* Start *

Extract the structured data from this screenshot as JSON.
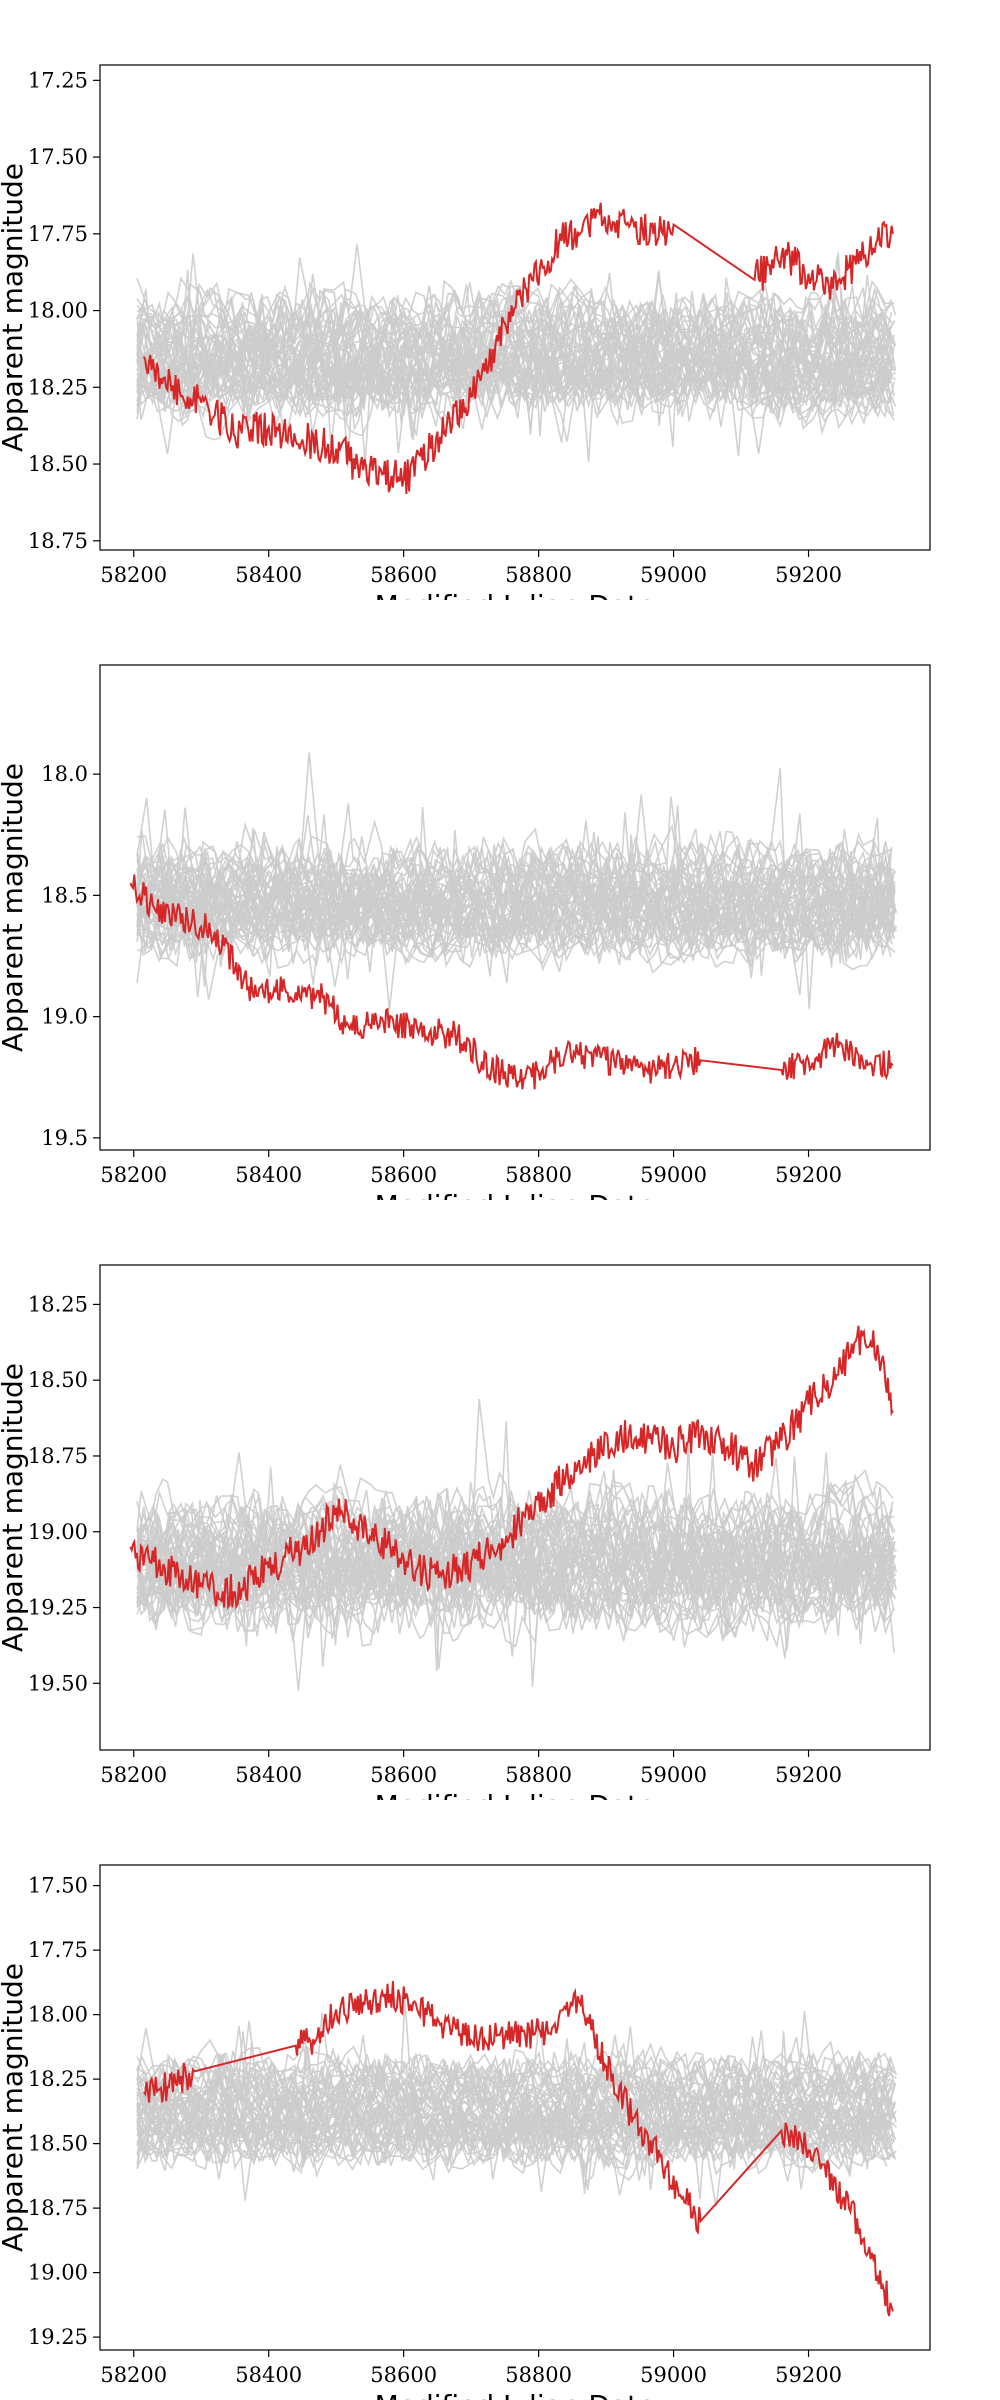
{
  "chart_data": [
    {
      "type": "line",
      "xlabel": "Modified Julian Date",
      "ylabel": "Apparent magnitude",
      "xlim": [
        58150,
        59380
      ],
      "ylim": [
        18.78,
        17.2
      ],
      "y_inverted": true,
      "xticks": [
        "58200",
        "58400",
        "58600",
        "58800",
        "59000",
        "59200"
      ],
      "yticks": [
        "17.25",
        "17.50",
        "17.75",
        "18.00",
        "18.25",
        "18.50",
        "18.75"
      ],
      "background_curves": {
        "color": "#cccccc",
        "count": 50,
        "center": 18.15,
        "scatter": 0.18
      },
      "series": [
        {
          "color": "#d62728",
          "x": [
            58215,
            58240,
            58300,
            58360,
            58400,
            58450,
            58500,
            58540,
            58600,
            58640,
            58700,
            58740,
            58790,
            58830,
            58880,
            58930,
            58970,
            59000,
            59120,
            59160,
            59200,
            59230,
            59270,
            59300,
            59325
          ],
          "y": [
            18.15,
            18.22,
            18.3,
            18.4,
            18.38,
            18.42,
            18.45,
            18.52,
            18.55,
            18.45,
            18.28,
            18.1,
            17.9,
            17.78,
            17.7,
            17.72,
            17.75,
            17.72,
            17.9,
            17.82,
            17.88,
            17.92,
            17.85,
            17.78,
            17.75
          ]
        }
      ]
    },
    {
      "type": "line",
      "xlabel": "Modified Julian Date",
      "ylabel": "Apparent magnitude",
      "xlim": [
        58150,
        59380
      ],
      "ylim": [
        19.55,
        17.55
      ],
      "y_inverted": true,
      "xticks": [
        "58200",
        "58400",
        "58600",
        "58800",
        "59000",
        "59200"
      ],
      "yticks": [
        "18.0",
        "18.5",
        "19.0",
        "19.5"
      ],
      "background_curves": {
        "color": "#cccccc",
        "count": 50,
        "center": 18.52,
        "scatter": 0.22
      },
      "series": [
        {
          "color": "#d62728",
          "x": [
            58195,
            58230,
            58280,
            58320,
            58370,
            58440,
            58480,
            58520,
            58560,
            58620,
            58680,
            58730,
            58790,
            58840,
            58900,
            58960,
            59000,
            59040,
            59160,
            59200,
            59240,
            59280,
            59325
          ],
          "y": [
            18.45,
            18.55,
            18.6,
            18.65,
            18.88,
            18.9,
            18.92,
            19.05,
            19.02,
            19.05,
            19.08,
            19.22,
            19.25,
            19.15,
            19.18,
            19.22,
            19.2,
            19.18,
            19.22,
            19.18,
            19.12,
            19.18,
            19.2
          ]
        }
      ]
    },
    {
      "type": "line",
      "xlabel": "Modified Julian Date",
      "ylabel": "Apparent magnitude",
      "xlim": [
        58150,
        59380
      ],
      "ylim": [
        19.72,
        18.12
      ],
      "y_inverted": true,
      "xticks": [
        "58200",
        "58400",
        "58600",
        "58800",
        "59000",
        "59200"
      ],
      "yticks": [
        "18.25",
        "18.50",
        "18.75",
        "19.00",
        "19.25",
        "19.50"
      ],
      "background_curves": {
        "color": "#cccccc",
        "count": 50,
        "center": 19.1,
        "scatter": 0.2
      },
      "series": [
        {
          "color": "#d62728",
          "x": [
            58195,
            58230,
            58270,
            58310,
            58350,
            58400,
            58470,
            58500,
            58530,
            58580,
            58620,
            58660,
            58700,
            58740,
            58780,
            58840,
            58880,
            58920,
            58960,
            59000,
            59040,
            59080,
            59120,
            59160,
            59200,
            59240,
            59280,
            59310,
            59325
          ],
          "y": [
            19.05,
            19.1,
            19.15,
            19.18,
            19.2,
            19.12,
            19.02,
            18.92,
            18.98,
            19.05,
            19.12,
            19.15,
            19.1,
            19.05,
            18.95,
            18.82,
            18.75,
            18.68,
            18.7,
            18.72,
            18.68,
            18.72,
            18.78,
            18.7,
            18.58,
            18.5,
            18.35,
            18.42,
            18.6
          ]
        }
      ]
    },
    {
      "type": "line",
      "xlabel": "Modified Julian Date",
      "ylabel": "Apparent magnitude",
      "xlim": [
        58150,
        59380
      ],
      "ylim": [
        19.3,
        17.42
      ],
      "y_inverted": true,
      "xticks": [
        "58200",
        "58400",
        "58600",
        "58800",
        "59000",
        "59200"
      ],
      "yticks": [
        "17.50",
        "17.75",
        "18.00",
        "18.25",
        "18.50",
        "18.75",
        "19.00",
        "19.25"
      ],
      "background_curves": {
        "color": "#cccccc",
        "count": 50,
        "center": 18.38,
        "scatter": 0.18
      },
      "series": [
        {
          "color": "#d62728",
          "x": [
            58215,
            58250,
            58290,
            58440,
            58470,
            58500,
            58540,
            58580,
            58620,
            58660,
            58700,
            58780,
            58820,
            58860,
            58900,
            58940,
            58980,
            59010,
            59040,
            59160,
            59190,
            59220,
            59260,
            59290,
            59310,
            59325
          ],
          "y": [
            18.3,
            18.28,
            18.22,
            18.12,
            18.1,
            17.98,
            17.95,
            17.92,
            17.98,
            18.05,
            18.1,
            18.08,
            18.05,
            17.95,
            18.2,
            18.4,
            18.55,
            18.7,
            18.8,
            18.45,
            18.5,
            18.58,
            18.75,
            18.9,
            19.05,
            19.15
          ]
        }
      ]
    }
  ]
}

* End *

> [Work to complete] All records should be output exactly, with the pictures left out.

> [The completed task]
Extract the structured data from this screenshot as JSON.
{
  "chart_data": [
    {
      "type": "line",
      "xlabel": "Modified Julian Date",
      "ylabel": "Apparent magnitude",
      "xlim": [
        58150,
        59380
      ],
      "ylim": [
        18.78,
        17.2
      ],
      "y_inverted": true,
      "xticks": [
        "58200",
        "58400",
        "58600",
        "58800",
        "59000",
        "59200"
      ],
      "yticks": [
        "17.25",
        "17.50",
        "17.75",
        "18.00",
        "18.25",
        "18.50",
        "18.75"
      ],
      "background_curves": {
        "color": "#cccccc",
        "count": 50,
        "center": 18.15,
        "scatter": 0.18
      },
      "series": [
        {
          "color": "#d62728",
          "x": [
            58215,
            58240,
            58300,
            58360,
            58400,
            58450,
            58500,
            58540,
            58600,
            58640,
            58700,
            58740,
            58790,
            58830,
            58880,
            58930,
            58970,
            59000,
            59120,
            59160,
            59200,
            59230,
            59270,
            59300,
            59325
          ],
          "y": [
            18.15,
            18.22,
            18.3,
            18.4,
            18.38,
            18.42,
            18.45,
            18.52,
            18.55,
            18.45,
            18.28,
            18.1,
            17.9,
            17.78,
            17.7,
            17.72,
            17.75,
            17.72,
            17.9,
            17.82,
            17.88,
            17.92,
            17.85,
            17.78,
            17.75
          ]
        }
      ]
    },
    {
      "type": "line",
      "xlabel": "Modified Julian Date",
      "ylabel": "Apparent magnitude",
      "xlim": [
        58150,
        59380
      ],
      "ylim": [
        19.55,
        17.55
      ],
      "y_inverted": true,
      "xticks": [
        "58200",
        "58400",
        "58600",
        "58800",
        "59000",
        "59200"
      ],
      "yticks": [
        "18.0",
        "18.5",
        "19.0",
        "19.5"
      ],
      "background_curves": {
        "color": "#cccccc",
        "count": 50,
        "center": 18.52,
        "scatter": 0.22
      },
      "series": [
        {
          "color": "#d62728",
          "x": [
            58195,
            58230,
            58280,
            58320,
            58370,
            58440,
            58480,
            58520,
            58560,
            58620,
            58680,
            58730,
            58790,
            58840,
            58900,
            58960,
            59000,
            59040,
            59160,
            59200,
            59240,
            59280,
            59325
          ],
          "y": [
            18.45,
            18.55,
            18.6,
            18.65,
            18.88,
            18.9,
            18.92,
            19.05,
            19.02,
            19.05,
            19.08,
            19.22,
            19.25,
            19.15,
            19.18,
            19.22,
            19.2,
            19.18,
            19.22,
            19.18,
            19.12,
            19.18,
            19.2
          ]
        }
      ]
    },
    {
      "type": "line",
      "xlabel": "Modified Julian Date",
      "ylabel": "Apparent magnitude",
      "xlim": [
        58150,
        59380
      ],
      "ylim": [
        19.72,
        18.12
      ],
      "y_inverted": true,
      "xticks": [
        "58200",
        "58400",
        "58600",
        "58800",
        "59000",
        "59200"
      ],
      "yticks": [
        "18.25",
        "18.50",
        "18.75",
        "19.00",
        "19.25",
        "19.50"
      ],
      "background_curves": {
        "color": "#cccccc",
        "count": 50,
        "center": 19.1,
        "scatter": 0.2
      },
      "series": [
        {
          "color": "#d62728",
          "x": [
            58195,
            58230,
            58270,
            58310,
            58350,
            58400,
            58470,
            58500,
            58530,
            58580,
            58620,
            58660,
            58700,
            58740,
            58780,
            58840,
            58880,
            58920,
            58960,
            59000,
            59040,
            59080,
            59120,
            59160,
            59200,
            59240,
            59280,
            59310,
            59325
          ],
          "y": [
            19.05,
            19.1,
            19.15,
            19.18,
            19.2,
            19.12,
            19.02,
            18.92,
            18.98,
            19.05,
            19.12,
            19.15,
            19.1,
            19.05,
            18.95,
            18.82,
            18.75,
            18.68,
            18.7,
            18.72,
            18.68,
            18.72,
            18.78,
            18.7,
            18.58,
            18.5,
            18.35,
            18.42,
            18.6
          ]
        }
      ]
    },
    {
      "type": "line",
      "xlabel": "Modified Julian Date",
      "ylabel": "Apparent magnitude",
      "xlim": [
        58150,
        59380
      ],
      "ylim": [
        19.3,
        17.42
      ],
      "y_inverted": true,
      "xticks": [
        "58200",
        "58400",
        "58600",
        "58800",
        "59000",
        "59200"
      ],
      "yticks": [
        "17.50",
        "17.75",
        "18.00",
        "18.25",
        "18.50",
        "18.75",
        "19.00",
        "19.25"
      ],
      "background_curves": {
        "color": "#cccccc",
        "count": 50,
        "center": 18.38,
        "scatter": 0.18
      },
      "series": [
        {
          "color": "#d62728",
          "x": [
            58215,
            58250,
            58290,
            58440,
            58470,
            58500,
            58540,
            58580,
            58620,
            58660,
            58700,
            58780,
            58820,
            58860,
            58900,
            58940,
            58980,
            59010,
            59040,
            59160,
            59190,
            59220,
            59260,
            59290,
            59310,
            59325
          ],
          "y": [
            18.3,
            18.28,
            18.22,
            18.12,
            18.1,
            17.98,
            17.95,
            17.92,
            17.98,
            18.05,
            18.1,
            18.08,
            18.05,
            17.95,
            18.2,
            18.4,
            18.55,
            18.7,
            18.8,
            18.45,
            18.5,
            18.58,
            18.75,
            18.9,
            19.05,
            19.15
          ]
        }
      ]
    }
  ]
}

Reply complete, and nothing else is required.